_Aim_.
Set down the whole listing verbatim.

=== The data ===

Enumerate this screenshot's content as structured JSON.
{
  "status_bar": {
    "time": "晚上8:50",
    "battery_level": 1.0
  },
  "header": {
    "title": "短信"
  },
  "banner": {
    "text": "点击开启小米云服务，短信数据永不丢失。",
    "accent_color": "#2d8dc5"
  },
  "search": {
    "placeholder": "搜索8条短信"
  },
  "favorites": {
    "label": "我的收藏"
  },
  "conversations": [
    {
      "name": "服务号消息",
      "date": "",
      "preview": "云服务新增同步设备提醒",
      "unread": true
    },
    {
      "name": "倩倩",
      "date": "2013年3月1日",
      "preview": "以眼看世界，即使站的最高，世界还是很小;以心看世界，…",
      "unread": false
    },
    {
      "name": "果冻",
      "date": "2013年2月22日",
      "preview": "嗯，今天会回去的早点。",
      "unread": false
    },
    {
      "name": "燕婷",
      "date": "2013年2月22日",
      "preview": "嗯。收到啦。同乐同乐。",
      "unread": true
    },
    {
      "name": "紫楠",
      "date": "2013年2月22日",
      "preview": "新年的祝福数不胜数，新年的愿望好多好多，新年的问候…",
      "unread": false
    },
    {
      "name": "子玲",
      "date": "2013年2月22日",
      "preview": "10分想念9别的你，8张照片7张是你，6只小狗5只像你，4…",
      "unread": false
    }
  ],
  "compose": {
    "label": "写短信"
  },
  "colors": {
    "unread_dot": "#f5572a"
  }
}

===

_Result_.
Enumerate this screenshot's content as structured JSON.
{
  "status_bar": {
    "time": "晚上8:50",
    "battery_level": 1.0
  },
  "header": {
    "title": "短信"
  },
  "banner": {
    "text": "点击开启小米云服务，短信数据永不丢失。",
    "accent_color": "#2d8dc5"
  },
  "search": {
    "placeholder": "搜索8条短信"
  },
  "favorites": {
    "label": "我的收藏"
  },
  "conversations": [
    {
      "name": "服务号消息",
      "date": "",
      "preview": "云服务新增同步设备提醒",
      "unread": true
    },
    {
      "name": "倩倩",
      "date": "2013年3月1日",
      "preview": "以眼看世界，即使站的最高，世界还是很小;以心看世界，…",
      "unread": false
    },
    {
      "name": "果冻",
      "date": "2013年2月22日",
      "preview": "嗯，今天会回去的早点。",
      "unread": false
    },
    {
      "name": "燕婷",
      "date": "2013年2月22日",
      "preview": "嗯。收到啦。同乐同乐。",
      "unread": true
    },
    {
      "name": "紫楠",
      "date": "2013年2月22日",
      "preview": "新年的祝福数不胜数，新年的愿望好多好多，新年的问候…",
      "unread": false
    },
    {
      "name": "子玲",
      "date": "2013年2月22日",
      "preview": "10分想念9别的你，8张照片7张是你，6只小狗5只像你，4…",
      "unread": false
    }
  ],
  "compose": {
    "label": "写短信"
  },
  "colors": {
    "unread_dot": "#f5572a"
  }
}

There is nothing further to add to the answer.